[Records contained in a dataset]

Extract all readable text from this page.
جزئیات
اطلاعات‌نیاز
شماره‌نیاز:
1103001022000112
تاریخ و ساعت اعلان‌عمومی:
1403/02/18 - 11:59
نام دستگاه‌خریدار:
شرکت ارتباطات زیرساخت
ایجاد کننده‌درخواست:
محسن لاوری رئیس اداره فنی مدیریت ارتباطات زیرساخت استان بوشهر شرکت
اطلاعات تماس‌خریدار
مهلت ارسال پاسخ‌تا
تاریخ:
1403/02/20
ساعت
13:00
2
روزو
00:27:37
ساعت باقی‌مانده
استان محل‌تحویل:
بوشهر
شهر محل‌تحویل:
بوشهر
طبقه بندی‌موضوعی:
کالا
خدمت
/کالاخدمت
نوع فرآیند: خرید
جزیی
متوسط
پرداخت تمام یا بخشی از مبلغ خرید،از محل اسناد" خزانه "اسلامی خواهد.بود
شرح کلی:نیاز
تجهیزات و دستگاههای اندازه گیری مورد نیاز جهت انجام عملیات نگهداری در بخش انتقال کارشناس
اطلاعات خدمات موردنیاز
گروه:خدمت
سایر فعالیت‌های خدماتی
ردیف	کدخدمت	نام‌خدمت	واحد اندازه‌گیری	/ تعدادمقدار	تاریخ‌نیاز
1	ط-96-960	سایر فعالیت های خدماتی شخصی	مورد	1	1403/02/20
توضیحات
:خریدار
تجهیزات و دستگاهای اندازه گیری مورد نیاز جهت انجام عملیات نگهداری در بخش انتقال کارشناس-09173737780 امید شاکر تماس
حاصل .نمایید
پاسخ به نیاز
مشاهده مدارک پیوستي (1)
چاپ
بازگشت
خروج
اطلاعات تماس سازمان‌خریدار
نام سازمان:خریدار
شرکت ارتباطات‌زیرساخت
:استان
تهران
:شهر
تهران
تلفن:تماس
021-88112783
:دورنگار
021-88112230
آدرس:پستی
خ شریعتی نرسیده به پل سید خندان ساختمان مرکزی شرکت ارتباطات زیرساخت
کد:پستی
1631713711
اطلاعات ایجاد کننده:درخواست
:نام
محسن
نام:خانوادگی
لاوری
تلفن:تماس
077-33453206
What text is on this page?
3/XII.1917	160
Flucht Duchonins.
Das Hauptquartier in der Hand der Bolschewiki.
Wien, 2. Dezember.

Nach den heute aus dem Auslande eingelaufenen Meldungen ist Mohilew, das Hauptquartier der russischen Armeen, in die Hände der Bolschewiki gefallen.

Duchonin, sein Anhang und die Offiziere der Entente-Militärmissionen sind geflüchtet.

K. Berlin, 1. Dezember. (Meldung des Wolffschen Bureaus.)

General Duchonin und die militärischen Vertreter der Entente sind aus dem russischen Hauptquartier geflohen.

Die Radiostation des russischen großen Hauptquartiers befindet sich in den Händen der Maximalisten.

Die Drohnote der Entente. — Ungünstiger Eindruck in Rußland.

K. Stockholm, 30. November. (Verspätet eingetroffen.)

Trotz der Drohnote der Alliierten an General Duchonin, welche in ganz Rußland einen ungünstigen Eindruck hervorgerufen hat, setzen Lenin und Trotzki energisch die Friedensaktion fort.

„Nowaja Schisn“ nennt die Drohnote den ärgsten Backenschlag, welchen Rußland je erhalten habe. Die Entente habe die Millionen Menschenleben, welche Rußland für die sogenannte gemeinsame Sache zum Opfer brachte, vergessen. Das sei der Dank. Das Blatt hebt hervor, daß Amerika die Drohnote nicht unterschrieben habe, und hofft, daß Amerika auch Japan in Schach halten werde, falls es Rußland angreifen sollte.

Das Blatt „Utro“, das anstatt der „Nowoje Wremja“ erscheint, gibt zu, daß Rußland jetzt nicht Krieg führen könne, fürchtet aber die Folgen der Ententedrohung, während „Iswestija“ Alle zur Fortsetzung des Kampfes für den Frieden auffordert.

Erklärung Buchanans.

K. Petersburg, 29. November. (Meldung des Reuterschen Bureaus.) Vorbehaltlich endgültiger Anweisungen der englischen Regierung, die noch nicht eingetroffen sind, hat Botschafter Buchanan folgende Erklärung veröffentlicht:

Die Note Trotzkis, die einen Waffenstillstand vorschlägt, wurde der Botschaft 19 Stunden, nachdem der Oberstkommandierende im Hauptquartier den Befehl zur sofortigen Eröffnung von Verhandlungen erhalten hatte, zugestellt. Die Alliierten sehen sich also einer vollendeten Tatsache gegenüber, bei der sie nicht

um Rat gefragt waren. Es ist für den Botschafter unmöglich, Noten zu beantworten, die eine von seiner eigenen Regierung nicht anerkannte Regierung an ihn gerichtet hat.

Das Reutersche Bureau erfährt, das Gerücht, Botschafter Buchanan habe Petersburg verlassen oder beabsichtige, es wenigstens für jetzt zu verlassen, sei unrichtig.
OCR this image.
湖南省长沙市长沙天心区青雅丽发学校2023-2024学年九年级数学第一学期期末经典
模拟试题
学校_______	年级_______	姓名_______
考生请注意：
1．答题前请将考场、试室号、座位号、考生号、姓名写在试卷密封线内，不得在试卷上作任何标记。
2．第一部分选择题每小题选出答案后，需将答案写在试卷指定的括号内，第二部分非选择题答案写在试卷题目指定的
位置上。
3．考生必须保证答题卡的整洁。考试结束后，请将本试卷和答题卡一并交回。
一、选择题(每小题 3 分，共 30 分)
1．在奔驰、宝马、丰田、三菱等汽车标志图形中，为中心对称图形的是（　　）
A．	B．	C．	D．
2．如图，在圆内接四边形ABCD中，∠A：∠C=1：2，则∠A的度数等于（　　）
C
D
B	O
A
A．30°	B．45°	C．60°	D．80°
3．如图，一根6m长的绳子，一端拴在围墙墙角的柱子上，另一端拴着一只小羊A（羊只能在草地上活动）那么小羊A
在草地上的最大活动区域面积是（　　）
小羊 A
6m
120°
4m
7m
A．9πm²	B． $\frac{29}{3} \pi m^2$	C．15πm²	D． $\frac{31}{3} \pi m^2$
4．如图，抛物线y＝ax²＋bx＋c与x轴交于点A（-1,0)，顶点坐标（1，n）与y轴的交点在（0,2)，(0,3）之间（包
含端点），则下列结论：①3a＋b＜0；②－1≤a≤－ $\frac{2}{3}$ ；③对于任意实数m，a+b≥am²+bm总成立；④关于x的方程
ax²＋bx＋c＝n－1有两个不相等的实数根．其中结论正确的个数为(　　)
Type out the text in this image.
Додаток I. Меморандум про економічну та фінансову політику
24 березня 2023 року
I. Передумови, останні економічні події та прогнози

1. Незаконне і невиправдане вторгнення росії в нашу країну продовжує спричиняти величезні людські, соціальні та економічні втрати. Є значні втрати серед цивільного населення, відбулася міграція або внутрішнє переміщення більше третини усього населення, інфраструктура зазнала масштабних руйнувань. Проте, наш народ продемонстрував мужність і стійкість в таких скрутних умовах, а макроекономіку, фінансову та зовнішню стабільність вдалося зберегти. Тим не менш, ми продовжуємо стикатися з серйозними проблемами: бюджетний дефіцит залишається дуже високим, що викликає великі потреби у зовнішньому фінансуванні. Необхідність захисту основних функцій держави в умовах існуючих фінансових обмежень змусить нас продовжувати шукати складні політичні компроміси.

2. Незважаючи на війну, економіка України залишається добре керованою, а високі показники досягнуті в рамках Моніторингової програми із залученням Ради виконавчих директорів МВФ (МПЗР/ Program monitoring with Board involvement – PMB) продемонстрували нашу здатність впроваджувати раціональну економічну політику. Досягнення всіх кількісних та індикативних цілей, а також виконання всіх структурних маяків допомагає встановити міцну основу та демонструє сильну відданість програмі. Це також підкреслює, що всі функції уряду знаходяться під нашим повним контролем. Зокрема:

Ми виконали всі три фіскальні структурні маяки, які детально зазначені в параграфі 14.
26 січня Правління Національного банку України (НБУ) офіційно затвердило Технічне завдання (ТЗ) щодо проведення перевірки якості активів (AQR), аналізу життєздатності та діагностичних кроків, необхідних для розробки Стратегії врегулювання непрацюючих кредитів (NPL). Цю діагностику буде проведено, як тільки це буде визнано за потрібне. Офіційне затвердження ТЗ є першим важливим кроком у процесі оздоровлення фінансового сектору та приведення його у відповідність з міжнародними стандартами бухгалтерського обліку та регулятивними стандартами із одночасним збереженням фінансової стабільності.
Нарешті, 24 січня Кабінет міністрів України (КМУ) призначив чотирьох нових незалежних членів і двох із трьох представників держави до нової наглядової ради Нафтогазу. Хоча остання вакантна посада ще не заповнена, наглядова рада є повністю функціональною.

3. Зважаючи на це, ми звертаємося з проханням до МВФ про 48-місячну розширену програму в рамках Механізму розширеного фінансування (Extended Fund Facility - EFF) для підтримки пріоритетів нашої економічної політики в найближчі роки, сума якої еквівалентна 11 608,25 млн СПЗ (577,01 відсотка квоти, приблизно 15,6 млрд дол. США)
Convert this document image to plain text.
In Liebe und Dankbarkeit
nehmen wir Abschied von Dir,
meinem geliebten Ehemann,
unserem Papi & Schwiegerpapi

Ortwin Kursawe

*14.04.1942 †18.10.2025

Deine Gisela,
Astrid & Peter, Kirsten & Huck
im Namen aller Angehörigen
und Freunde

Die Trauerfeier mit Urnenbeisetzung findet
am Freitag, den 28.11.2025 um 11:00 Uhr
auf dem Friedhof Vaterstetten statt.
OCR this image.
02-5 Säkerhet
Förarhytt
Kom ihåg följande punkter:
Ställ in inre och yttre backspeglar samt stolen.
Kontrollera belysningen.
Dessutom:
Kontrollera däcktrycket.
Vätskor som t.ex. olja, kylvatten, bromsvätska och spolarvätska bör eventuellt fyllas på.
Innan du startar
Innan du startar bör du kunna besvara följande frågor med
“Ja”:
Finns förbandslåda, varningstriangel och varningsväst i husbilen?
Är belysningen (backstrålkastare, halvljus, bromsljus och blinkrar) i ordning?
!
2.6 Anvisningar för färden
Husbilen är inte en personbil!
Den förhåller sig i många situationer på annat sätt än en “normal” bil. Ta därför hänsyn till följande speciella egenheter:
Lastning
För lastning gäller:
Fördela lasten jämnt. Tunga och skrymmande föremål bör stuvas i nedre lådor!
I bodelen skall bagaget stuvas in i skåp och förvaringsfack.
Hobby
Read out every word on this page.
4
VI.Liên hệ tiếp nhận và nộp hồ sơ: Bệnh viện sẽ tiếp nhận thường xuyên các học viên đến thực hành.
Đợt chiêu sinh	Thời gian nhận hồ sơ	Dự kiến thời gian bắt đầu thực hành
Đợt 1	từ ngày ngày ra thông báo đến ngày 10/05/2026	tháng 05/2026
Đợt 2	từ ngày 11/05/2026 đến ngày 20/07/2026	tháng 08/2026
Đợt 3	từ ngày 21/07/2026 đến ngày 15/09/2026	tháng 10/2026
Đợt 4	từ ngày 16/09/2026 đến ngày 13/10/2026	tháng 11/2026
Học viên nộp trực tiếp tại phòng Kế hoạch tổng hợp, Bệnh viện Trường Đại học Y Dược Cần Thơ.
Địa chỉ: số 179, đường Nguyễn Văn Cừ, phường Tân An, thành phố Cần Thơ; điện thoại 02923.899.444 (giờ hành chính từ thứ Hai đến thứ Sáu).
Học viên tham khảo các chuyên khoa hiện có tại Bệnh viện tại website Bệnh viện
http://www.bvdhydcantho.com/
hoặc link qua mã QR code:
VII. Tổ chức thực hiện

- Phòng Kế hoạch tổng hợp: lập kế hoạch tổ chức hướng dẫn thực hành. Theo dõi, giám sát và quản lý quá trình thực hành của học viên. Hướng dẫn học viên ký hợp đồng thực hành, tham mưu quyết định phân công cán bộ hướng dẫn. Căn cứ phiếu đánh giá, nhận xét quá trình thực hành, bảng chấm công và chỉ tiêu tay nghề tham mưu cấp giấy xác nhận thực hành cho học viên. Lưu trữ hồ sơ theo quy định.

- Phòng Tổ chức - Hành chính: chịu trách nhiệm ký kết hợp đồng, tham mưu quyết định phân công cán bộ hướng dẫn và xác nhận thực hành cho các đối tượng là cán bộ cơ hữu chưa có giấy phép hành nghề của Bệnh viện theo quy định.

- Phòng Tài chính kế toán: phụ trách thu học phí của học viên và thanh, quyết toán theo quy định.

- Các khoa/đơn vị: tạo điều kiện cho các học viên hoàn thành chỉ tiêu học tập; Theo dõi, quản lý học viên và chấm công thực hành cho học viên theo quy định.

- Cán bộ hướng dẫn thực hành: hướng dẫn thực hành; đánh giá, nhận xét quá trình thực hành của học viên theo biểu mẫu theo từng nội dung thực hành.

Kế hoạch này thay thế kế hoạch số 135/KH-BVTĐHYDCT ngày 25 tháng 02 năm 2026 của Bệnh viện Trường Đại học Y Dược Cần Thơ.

** EXERCISE AIM **
Collect every line with the string "frac" from the records, and copy each.

** WRITTEN REPLY **
A．9πm²	B． $\frac{29}{3} \pi m^2$	C．15πm²	D． $\frac{31}{3} \pi m^2$
含端点），则下列结论：①3a＋b＜0；②－1≤a≤－ $\frac{2}{3}$ ；③对于任意实数m，a+b≥am²+bm总成立；④关于x的方程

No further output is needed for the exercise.